In the listing below, locate the lines that hold "confort" and copy them.

■ MATERIAL FOR THIS EXERCISE ■
....

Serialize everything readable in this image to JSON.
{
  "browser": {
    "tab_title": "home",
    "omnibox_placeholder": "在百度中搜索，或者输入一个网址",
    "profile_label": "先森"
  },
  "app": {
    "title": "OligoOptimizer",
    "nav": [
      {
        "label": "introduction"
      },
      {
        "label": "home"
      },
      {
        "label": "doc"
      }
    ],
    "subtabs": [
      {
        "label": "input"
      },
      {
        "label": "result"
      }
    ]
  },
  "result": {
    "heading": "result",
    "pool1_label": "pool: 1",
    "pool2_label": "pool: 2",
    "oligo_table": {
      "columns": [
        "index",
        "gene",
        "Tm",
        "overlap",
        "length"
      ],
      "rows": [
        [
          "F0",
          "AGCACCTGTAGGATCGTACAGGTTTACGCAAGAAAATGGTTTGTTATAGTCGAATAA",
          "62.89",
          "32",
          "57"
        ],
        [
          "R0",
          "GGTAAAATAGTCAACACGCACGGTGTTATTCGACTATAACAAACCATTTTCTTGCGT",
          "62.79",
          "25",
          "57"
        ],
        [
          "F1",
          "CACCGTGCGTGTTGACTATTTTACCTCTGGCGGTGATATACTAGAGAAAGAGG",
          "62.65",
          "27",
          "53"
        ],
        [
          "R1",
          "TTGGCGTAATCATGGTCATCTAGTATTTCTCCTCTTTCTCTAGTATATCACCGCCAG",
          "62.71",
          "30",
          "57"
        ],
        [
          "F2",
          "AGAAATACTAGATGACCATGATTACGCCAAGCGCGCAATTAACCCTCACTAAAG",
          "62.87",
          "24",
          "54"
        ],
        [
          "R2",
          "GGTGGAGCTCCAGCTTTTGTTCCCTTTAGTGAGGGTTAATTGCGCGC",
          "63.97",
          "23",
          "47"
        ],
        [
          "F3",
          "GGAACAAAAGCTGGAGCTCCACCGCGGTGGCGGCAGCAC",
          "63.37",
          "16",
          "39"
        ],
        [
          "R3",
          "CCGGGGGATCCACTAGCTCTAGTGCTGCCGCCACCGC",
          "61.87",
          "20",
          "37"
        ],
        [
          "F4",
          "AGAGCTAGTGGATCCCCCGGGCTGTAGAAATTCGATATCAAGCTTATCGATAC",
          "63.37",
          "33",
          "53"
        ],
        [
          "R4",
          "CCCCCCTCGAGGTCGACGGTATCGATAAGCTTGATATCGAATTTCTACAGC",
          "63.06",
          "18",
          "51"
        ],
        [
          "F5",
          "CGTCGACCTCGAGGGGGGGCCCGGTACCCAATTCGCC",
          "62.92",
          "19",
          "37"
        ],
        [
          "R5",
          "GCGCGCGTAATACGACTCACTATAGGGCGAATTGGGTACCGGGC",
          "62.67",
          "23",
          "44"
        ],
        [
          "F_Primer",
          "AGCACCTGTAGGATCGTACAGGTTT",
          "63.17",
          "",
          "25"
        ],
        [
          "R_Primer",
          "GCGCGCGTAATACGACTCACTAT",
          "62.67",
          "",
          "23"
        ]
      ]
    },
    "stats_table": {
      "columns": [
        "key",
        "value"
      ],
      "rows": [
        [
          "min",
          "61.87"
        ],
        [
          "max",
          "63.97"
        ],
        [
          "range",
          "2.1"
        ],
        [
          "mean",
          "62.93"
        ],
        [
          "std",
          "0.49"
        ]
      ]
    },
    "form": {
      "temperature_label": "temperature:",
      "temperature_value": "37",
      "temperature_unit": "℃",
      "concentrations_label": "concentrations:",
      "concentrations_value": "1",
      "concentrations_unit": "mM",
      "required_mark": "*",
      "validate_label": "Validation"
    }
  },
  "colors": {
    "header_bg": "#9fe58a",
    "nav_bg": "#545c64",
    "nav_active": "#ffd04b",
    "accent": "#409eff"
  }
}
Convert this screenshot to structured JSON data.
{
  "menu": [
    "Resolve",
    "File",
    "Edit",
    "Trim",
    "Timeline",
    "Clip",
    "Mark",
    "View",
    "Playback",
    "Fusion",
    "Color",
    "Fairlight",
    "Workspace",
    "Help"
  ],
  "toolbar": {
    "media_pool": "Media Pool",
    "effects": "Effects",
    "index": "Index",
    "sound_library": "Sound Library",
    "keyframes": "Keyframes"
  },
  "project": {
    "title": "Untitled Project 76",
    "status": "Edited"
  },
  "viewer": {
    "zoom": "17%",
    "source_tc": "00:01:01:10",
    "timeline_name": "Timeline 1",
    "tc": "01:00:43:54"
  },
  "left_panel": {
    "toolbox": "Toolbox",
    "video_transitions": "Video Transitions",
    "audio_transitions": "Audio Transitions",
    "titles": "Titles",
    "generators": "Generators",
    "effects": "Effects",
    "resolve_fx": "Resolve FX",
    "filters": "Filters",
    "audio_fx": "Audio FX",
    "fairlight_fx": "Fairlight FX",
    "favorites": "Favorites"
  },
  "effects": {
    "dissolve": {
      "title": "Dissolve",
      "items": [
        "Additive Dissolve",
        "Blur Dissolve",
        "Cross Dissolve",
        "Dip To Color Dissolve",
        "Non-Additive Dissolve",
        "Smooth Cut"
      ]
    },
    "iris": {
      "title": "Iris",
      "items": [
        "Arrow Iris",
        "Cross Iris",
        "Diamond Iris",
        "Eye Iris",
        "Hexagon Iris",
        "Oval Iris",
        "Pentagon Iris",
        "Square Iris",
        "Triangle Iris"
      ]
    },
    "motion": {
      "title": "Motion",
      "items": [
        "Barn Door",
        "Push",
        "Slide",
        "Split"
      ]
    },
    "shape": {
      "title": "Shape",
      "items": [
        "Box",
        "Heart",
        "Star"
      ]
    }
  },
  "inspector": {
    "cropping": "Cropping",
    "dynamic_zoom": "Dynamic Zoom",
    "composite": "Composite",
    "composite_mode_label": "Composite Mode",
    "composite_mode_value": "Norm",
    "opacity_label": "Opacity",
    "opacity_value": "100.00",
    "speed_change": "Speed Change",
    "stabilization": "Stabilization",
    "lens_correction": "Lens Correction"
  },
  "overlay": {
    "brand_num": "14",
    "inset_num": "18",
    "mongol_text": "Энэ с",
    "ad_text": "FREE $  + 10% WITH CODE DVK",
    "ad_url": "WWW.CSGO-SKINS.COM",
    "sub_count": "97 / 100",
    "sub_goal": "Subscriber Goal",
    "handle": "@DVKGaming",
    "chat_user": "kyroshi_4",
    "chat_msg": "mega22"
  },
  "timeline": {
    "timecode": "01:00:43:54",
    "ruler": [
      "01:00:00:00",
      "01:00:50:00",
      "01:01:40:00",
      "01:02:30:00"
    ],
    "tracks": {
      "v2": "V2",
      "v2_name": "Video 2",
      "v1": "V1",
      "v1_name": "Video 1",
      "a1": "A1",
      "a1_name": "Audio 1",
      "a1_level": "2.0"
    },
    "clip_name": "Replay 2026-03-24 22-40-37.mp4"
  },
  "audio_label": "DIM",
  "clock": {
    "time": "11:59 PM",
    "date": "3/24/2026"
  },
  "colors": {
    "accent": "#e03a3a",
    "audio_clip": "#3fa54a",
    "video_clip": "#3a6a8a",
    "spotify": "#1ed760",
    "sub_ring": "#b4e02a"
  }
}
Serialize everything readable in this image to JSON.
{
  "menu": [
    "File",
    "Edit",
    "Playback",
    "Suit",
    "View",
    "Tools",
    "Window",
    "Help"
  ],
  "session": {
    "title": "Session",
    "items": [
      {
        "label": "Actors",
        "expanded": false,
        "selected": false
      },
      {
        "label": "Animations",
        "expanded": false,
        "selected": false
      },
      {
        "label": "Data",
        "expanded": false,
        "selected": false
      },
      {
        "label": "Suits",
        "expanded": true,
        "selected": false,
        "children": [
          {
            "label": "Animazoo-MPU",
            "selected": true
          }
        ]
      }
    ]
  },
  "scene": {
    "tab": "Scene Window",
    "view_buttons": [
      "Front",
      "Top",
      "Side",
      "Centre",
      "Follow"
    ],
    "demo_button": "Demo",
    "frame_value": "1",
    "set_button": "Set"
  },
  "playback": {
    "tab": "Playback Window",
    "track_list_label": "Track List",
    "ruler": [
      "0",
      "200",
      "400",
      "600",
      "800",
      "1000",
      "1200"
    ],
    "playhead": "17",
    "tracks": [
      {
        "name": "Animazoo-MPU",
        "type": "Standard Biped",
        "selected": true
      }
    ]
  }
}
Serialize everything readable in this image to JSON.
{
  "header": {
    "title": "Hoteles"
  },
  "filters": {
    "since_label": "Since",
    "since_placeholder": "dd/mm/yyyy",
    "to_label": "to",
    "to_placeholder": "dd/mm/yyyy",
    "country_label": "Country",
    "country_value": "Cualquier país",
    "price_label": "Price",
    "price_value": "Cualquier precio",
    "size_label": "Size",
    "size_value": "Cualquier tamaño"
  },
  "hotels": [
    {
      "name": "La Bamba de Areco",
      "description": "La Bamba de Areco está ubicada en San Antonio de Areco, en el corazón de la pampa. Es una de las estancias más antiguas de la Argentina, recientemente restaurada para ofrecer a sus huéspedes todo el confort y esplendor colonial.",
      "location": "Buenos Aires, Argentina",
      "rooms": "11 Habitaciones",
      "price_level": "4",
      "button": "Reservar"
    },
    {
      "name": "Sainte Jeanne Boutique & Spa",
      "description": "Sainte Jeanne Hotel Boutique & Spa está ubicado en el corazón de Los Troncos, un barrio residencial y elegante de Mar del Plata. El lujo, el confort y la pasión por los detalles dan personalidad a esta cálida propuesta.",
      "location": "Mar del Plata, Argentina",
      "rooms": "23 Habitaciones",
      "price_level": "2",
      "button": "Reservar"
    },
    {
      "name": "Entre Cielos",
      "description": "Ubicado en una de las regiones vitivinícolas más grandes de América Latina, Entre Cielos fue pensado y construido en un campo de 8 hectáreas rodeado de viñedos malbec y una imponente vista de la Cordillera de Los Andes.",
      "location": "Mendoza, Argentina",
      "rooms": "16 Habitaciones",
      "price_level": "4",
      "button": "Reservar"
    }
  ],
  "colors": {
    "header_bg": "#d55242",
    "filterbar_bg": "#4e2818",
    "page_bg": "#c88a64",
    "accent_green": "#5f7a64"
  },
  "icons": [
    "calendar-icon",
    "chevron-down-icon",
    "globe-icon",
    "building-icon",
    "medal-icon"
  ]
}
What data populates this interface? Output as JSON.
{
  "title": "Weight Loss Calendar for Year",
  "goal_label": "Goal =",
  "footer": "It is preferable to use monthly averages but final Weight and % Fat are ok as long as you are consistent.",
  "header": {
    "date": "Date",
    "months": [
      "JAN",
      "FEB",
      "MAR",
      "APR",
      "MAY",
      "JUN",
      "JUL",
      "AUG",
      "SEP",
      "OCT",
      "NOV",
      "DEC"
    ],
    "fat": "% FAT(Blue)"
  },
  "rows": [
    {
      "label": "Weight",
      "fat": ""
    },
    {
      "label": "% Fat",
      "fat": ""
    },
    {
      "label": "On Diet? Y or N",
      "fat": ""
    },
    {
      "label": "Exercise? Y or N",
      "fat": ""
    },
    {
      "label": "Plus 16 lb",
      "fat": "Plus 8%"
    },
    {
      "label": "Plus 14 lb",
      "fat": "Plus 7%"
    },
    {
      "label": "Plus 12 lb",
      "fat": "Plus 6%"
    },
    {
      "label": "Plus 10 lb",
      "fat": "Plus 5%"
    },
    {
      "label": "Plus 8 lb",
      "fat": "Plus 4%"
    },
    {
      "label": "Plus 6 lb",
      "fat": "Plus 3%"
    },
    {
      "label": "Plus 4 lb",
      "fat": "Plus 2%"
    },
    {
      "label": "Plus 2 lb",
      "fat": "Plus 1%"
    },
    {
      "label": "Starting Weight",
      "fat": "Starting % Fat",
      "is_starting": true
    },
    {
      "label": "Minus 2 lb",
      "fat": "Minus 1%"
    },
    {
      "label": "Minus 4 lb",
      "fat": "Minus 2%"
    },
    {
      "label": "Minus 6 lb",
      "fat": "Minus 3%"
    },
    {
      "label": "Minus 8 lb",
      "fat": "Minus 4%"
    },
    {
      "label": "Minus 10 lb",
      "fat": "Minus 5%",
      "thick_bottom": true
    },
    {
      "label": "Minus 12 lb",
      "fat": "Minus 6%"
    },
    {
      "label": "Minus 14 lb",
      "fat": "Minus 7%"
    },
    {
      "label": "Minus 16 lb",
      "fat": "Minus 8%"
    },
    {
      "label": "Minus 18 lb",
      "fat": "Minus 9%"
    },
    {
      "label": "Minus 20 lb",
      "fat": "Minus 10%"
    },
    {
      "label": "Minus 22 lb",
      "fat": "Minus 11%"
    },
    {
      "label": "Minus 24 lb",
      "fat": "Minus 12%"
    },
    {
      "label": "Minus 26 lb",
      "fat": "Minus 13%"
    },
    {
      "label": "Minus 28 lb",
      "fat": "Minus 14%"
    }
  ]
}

....

■ CORRECT RESPONSE ■
      "description": "La Bamba de Areco está ubicada en San Antonio de Areco, en el corazón de la pampa. Es una de las estancias más antiguas de la Argentina, recientemente restaurada para ofrecer a sus huéspedes todo el confort y esplendor colonial.",
      "description": "Sainte Jeanne Hotel Boutique & Spa está ubicado en el corazón de Los Troncos, un barrio residencial y elegante de Mar del Plata. El lujo, el confort y la pasión por los detalles dan personalidad a esta cálida propuesta.",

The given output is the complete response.